— The problem —
Return each entry exactly, with none missing.
+ + + +
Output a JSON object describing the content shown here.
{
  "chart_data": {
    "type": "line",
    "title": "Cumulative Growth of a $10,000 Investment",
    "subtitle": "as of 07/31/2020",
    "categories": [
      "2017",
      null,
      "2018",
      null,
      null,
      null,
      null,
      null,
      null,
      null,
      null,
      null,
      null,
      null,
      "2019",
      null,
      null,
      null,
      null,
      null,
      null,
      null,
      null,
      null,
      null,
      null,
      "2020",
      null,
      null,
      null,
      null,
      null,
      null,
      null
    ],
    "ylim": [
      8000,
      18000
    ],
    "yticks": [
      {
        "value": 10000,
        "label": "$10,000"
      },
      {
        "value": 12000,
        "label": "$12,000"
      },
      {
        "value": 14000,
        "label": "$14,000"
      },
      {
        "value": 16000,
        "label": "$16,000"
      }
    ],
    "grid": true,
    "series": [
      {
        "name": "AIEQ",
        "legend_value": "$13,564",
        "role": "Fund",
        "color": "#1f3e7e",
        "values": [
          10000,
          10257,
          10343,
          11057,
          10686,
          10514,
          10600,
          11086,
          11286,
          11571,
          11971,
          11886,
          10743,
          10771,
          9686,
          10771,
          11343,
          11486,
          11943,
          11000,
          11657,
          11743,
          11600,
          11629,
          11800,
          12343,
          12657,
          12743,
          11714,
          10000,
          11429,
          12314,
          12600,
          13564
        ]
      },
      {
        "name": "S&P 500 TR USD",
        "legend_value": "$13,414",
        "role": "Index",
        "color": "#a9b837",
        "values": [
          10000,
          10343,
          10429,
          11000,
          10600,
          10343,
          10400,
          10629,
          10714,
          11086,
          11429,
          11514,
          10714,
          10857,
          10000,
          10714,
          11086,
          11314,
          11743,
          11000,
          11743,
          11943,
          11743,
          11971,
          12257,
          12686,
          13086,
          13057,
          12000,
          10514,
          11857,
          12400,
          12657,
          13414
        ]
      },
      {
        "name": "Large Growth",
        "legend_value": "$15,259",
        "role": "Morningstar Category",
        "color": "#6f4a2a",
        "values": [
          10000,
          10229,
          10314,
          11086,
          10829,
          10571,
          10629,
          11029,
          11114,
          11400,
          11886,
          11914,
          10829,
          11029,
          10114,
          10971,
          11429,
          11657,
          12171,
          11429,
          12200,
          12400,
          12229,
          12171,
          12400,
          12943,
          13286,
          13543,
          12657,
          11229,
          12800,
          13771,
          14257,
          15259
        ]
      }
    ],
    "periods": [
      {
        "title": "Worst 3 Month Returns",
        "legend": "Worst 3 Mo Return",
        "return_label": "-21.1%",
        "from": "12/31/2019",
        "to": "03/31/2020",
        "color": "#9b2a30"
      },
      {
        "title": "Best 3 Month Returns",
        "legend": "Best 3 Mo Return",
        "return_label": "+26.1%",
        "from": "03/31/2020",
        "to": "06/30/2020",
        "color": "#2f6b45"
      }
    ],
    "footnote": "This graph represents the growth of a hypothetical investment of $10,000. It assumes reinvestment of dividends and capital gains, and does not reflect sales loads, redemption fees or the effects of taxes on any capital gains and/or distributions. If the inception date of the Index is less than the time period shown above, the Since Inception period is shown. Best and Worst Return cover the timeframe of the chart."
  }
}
+ + + +
— Correct answer —
Output a JSON object describing the content shown here.
{
  "chart_data": {
    "type": "line",
    "title": "Cumulative Growth of a $10,000 Investment",
    "subtitle": "as of 07/31/2020",
    "categories": [
      "2017",
      null,
      "2018",
      null,
      null,
      null,
      null,
      null,
      null,
      null,
      null,
      null,
      null,
      null,
      "2019",
      null,
      null,
      null,
      null,
      null,
      null,
      null,
      null,
      null,
      null,
      null,
      "2020",
      null,
      null,
      null,
      null,
      null,
      null,
      null
    ],
    "ylim": [
      8000,
      18000
    ],
    "yticks": [
      {
        "value": 10000,
        "label": "$10,000"
      },
      {
        "value": 12000,
        "label": "$12,000"
      },
      {
        "value": 14000,
        "label": "$14,000"
      },
      {
        "value": 16000,
        "label": "$16,000"
      }
    ],
    "grid": true,
    "series": [
      {
        "name": "AIEQ",
        "legend_value": "$13,564",
        "role": "Fund",
        "color": "#1f3e7e",
        "values": [
          10000,
          10257,
          10343,
          11057,
          10686,
          10514,
          10600,
          11086,
          11286,
          11571,
          11971,
          11886,
          10743,
          10771,
          9686,
          10771,
          11343,
          11486,
          11943,
          11000,
          11657,
          11743,
          11600,
          11629,
          11800,
          12343,
          12657,
          12743,
          11714,
          10000,
          11429,
          12314,
          12600,
          13564
        ]
      },
      {
        "name": "S&P 500 TR USD",
        "legend_value": "$13,414",
        "role": "Index",
        "color": "#a9b837",
        "values": [
          10000,
          10343,
          10429,
          11000,
          10600,
          10343,
          10400,
          10629,
          10714,
          11086,
          11429,
          11514,
          10714,
          10857,
          10000,
          10714,
          11086,
          11314,
          11743,
          11000,
          11743,
          11943,
          11743,
          11971,
          12257,
          12686,
          13086,
          13057,
          12000,
          10514,
          11857,
          12400,
          12657,
          13414
        ]
      },
      {
        "name": "Large Growth",
        "legend_value": "$15,259",
        "role": "Morningstar Category",
        "color": "#6f4a2a",
        "values": [
          10000,
          10229,
          10314,
          11086,
          10829,
          10571,
          10629,
          11029,
          11114,
          11400,
          11886,
          11914,
          10829,
          11029,
          10114,
          10971,
          11429,
          11657,
          12171,
          11429,
          12200,
          12400,
          12229,
          12171,
          12400,
          12943,
          13286,
          13543,
          12657,
          11229,
          12800,
          13771,
          14257,
          15259
        ]
      }
    ],
    "periods": [
      {
        "title": "Worst 3 Month Returns",
        "legend": "Worst 3 Mo Return",
        "return_label": "-21.1%",
        "from": "12/31/2019",
        "to": "03/31/2020",
        "color": "#9b2a30"
      },
      {
        "title": "Best 3 Month Returns",
        "legend": "Best 3 Mo Return",
        "return_label": "+26.1%",
        "from": "03/31/2020",
        "to": "06/30/2020",
        "color": "#2f6b45"
      }
    ],
    "footnote": "This graph represents the growth of a hypothetical investment of $10,000. It assumes reinvestment of dividends and capital gains, and does not reflect sales loads, redemption fees or the effects of taxes on any capital gains and/or distributions. If the inception date of the Index is less than the time period shown above, the Since Inception period is shown. Best and Worst Return cover the timeframe of the chart."
  }
}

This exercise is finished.